**Extracted data**
* * * *
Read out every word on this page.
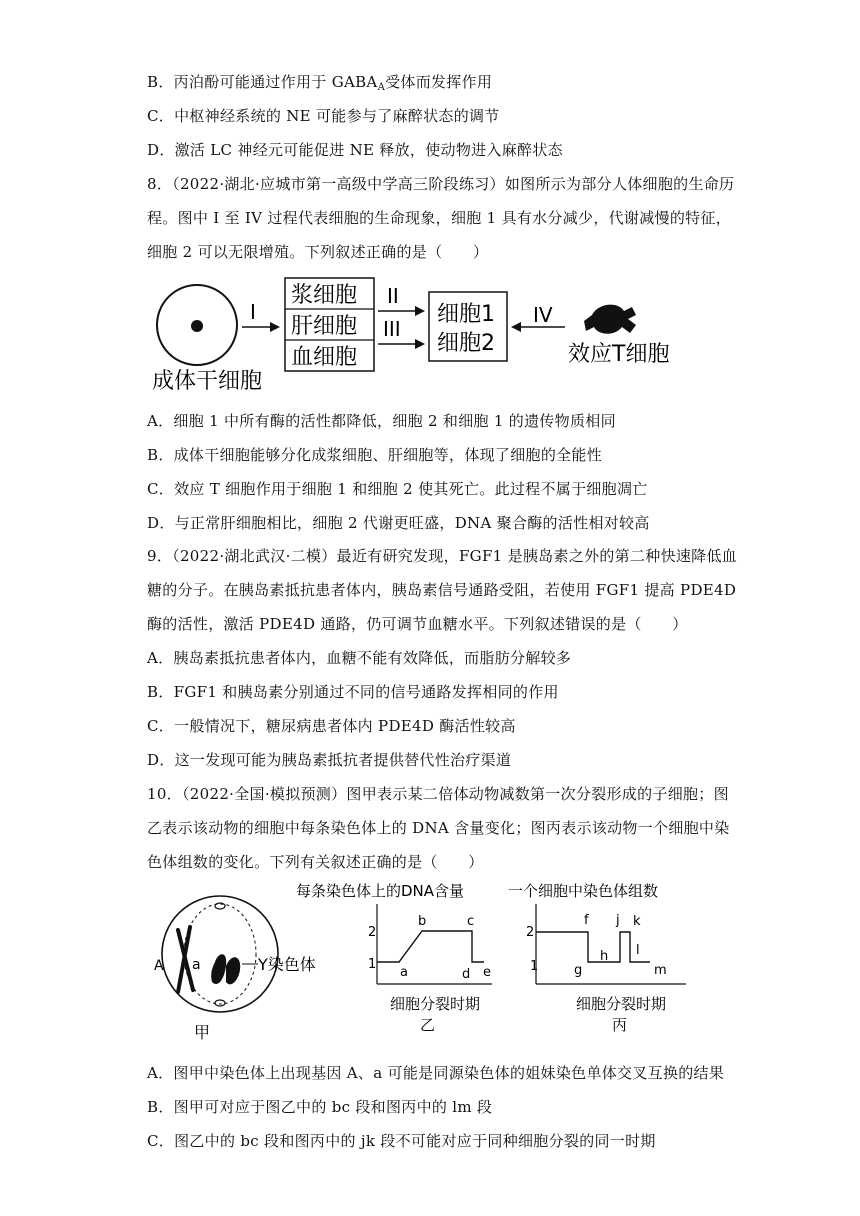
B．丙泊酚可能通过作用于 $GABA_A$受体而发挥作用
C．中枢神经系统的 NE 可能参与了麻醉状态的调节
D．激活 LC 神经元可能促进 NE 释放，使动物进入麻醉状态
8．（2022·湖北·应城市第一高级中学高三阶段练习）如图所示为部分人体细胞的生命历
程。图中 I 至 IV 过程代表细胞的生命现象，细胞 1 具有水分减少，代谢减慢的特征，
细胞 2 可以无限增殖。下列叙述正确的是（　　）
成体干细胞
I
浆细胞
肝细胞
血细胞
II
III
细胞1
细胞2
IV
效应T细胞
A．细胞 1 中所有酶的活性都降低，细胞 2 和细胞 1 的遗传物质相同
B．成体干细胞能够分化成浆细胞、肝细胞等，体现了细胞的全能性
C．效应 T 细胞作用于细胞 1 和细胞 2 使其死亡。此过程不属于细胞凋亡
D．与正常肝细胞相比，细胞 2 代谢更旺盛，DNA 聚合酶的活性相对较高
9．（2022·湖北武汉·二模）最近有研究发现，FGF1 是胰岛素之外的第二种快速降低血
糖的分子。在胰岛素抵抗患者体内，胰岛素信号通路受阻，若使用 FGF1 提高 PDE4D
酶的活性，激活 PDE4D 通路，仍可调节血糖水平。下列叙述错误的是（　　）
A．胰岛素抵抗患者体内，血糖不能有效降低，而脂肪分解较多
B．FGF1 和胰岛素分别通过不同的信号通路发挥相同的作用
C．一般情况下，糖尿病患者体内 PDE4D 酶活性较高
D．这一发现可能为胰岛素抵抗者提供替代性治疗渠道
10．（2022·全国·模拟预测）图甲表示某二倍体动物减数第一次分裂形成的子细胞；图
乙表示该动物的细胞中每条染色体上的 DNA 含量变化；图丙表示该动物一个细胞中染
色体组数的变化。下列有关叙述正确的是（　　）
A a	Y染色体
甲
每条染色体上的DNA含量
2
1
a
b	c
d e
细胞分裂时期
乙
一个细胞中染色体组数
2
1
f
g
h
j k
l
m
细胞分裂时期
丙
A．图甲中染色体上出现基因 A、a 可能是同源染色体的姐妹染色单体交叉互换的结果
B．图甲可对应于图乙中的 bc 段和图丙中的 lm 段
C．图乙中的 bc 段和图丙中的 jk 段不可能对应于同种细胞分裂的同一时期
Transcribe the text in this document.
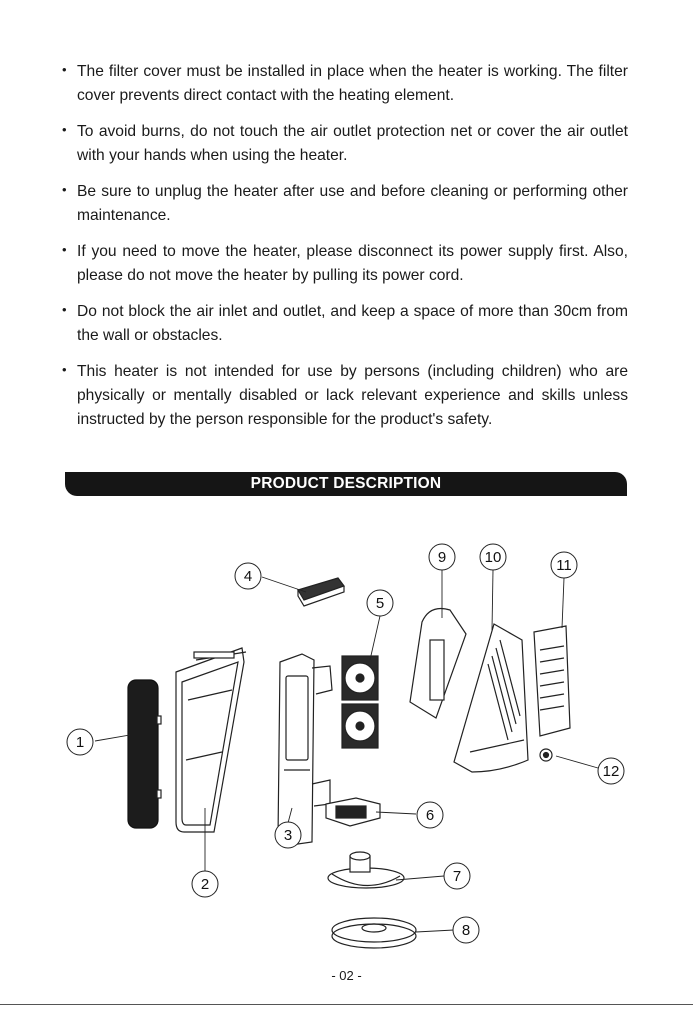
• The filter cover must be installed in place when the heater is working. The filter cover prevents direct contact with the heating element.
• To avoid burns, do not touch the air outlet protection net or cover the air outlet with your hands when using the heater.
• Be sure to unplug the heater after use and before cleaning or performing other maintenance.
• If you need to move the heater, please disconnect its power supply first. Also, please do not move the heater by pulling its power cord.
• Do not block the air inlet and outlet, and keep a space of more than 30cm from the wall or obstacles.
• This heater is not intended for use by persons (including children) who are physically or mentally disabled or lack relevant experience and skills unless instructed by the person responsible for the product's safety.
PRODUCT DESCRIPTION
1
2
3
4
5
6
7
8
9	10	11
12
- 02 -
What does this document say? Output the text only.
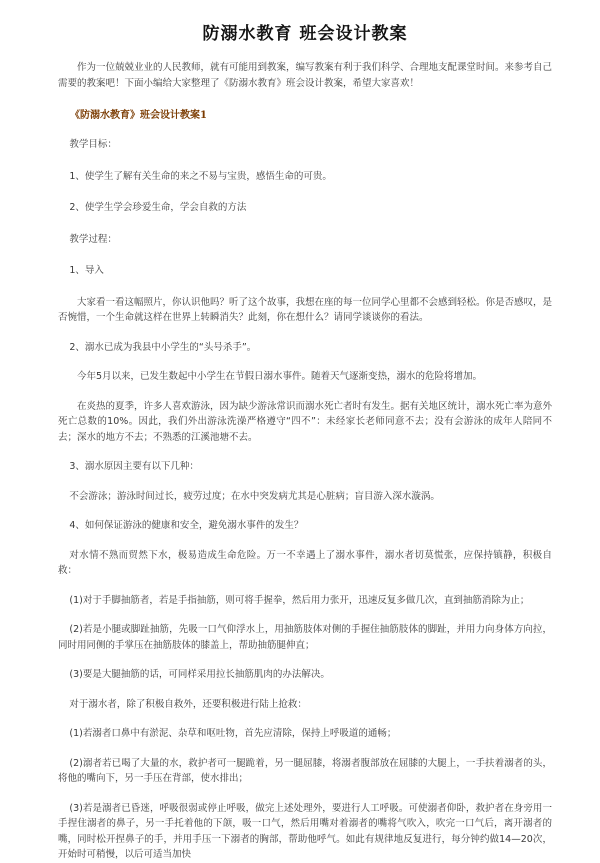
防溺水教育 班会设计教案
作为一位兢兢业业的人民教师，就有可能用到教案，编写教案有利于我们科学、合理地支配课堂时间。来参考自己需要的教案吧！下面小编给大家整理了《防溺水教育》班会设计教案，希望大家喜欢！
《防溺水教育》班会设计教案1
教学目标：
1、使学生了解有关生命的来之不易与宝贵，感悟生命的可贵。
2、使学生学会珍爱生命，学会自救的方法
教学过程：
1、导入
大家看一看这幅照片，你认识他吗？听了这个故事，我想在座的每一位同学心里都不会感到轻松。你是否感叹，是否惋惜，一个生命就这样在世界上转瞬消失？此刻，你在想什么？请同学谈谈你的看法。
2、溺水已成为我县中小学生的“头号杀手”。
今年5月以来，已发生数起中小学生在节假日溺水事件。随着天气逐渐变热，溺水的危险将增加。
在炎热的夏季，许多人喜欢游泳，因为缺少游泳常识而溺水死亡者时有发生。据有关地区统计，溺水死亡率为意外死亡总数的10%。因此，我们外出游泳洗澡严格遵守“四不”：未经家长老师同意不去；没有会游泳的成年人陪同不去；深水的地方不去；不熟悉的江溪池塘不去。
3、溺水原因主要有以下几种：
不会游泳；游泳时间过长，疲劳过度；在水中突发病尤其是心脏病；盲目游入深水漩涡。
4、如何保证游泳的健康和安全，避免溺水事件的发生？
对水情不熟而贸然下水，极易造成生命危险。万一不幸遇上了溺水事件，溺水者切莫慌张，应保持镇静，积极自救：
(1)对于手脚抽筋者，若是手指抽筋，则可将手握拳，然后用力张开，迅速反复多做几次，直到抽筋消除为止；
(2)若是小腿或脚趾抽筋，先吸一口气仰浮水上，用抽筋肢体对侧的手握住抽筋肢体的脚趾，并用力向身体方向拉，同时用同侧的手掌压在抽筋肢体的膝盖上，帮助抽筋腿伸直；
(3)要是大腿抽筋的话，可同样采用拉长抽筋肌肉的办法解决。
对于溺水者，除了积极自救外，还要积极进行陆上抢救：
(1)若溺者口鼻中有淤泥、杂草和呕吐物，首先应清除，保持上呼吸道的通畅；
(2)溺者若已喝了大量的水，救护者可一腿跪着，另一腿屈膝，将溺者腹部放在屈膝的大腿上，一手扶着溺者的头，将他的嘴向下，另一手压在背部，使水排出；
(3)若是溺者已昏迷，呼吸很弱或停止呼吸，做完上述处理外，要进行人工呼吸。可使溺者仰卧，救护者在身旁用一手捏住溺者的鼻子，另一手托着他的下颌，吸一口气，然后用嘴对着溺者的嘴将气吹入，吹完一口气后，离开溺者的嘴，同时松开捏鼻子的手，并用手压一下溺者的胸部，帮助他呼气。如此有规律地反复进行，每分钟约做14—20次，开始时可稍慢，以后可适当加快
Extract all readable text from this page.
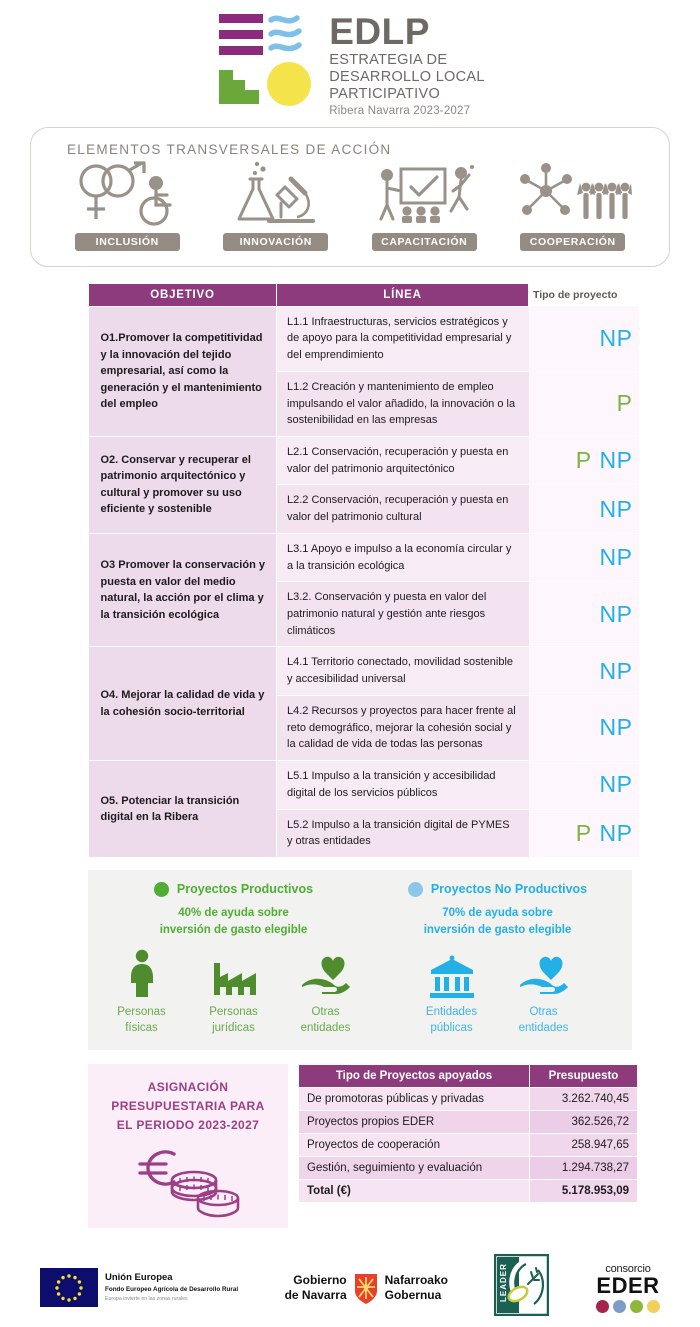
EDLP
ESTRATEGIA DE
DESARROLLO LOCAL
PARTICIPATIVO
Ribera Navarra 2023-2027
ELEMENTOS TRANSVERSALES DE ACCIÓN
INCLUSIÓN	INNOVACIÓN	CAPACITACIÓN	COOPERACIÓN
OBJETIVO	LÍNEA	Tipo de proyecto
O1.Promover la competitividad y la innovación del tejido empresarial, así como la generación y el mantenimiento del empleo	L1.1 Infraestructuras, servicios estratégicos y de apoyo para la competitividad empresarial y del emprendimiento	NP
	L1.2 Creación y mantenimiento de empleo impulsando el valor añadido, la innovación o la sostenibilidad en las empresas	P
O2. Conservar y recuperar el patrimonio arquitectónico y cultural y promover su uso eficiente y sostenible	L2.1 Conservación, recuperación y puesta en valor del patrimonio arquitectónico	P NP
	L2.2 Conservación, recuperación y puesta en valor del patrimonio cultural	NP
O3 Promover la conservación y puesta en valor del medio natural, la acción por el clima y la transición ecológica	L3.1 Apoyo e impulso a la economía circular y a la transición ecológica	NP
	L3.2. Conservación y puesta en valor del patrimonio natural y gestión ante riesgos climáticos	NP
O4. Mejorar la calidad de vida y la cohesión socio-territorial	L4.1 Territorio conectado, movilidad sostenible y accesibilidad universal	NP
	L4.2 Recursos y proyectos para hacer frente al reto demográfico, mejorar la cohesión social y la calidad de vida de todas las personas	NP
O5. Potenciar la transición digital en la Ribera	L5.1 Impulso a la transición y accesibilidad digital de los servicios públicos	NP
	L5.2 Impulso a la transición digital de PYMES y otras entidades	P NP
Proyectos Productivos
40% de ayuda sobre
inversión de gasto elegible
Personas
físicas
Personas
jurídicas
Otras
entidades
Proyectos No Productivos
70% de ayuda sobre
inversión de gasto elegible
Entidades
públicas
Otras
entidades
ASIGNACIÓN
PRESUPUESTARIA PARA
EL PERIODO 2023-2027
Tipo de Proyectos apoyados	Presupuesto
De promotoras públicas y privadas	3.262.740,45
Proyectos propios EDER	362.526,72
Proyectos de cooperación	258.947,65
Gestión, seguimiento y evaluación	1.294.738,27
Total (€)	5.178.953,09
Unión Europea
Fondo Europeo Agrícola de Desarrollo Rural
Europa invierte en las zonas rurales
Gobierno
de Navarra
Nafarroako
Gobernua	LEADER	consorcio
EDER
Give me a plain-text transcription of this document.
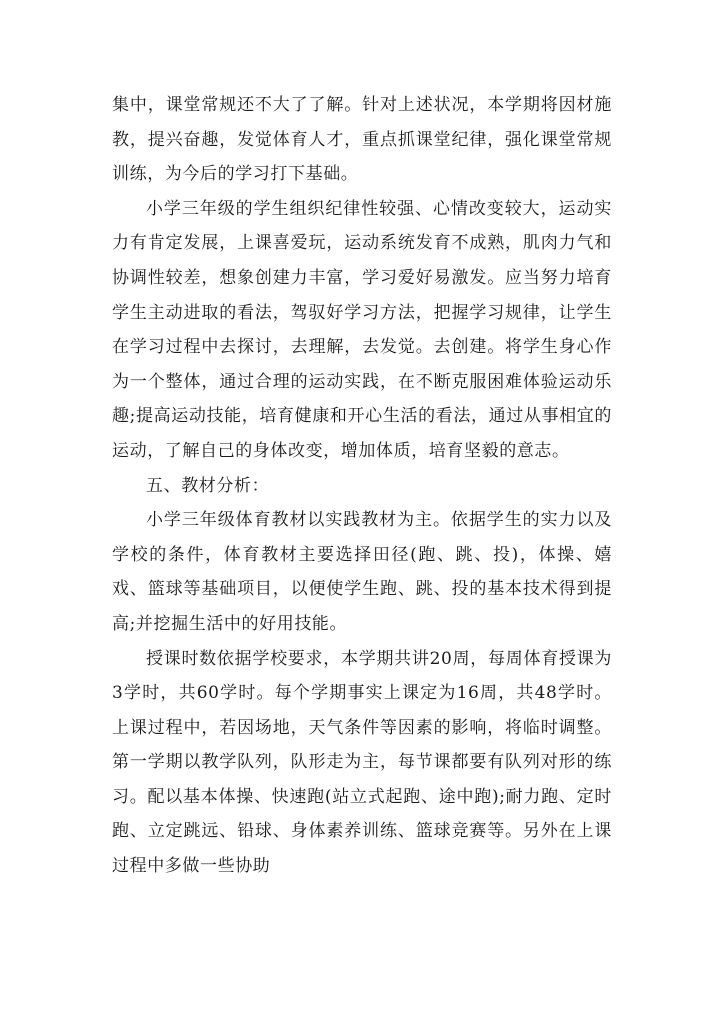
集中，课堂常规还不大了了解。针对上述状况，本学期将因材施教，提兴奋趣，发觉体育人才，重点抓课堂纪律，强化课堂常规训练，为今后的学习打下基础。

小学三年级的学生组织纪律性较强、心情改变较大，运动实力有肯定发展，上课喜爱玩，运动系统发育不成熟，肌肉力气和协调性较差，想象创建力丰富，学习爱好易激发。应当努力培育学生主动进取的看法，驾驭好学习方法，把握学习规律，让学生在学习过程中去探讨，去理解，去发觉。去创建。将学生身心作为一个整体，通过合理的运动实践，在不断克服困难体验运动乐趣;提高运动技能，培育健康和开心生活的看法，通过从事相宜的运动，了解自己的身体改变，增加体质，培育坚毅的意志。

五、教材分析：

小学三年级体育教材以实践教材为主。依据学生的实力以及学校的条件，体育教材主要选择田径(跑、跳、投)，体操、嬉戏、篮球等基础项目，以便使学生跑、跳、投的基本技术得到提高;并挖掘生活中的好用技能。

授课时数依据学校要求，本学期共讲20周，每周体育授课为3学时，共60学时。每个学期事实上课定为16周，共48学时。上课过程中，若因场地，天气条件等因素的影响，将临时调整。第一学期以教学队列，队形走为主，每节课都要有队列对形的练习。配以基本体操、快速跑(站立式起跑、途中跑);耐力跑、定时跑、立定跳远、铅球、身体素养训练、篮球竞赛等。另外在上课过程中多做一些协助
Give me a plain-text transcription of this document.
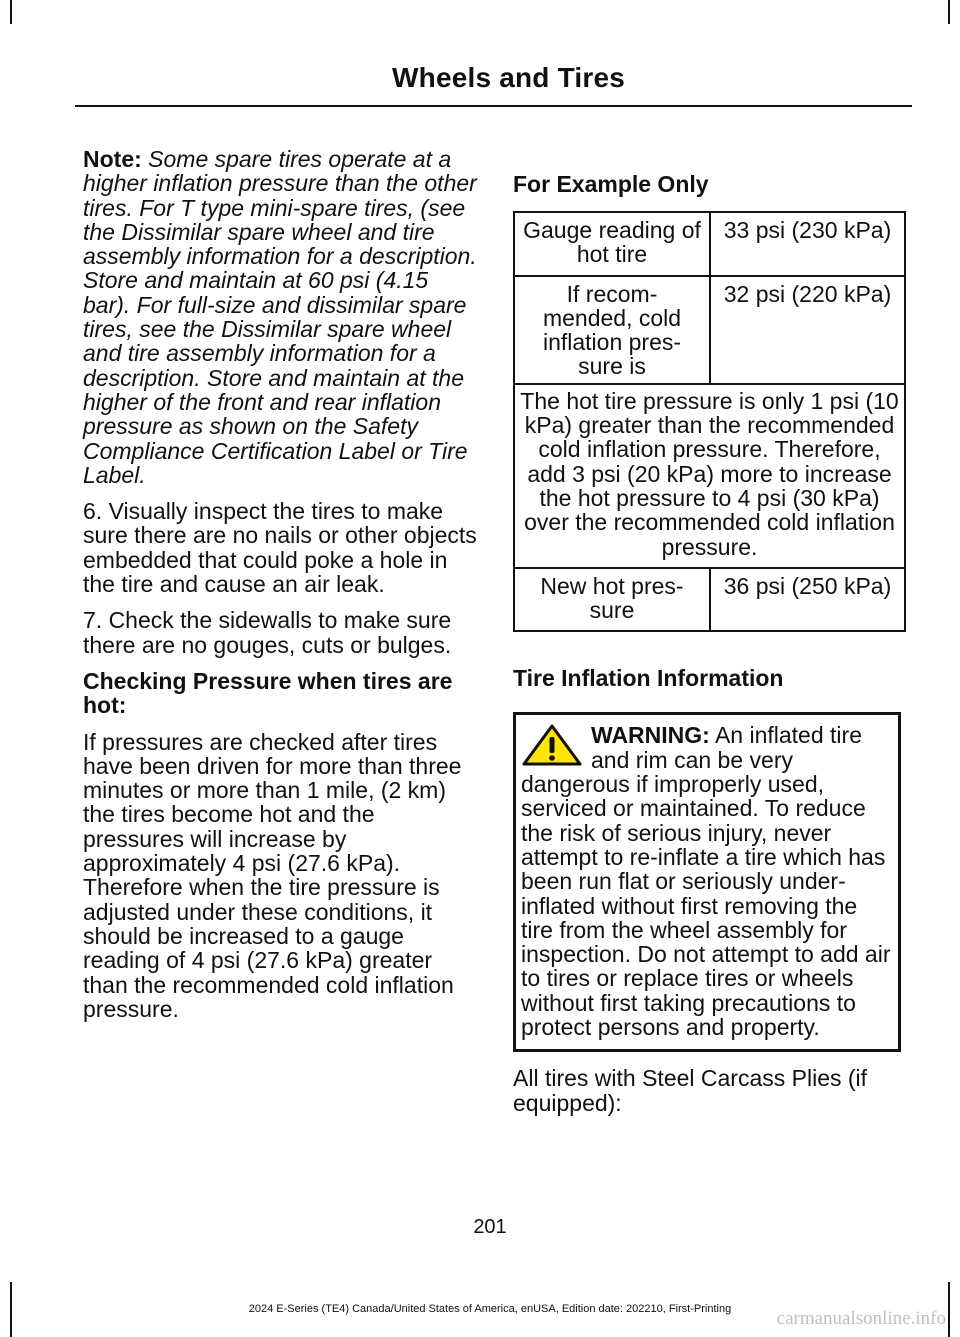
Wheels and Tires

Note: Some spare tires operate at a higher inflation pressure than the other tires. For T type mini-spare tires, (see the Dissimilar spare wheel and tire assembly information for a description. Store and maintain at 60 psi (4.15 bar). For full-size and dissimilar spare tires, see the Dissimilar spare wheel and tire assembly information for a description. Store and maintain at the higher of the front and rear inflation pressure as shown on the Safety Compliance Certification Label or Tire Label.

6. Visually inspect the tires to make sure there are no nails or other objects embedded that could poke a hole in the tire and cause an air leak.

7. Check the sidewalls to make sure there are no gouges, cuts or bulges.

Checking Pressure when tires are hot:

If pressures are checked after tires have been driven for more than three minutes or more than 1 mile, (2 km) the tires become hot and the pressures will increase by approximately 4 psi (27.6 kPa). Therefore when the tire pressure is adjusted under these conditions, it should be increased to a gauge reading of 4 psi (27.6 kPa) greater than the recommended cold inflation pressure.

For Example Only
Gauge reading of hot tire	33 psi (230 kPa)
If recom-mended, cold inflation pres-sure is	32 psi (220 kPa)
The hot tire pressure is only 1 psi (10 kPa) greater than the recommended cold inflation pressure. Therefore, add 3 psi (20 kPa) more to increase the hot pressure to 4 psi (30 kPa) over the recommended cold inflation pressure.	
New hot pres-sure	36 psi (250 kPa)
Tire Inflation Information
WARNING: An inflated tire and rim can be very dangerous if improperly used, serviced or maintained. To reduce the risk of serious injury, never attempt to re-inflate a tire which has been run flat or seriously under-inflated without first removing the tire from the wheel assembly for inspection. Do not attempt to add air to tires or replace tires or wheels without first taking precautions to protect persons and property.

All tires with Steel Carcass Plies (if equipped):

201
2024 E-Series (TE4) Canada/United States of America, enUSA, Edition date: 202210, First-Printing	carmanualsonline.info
* * * *
**Stated goal**
Find every line holding the word "cold"; give their count and nothing else.

**Worked solution**
3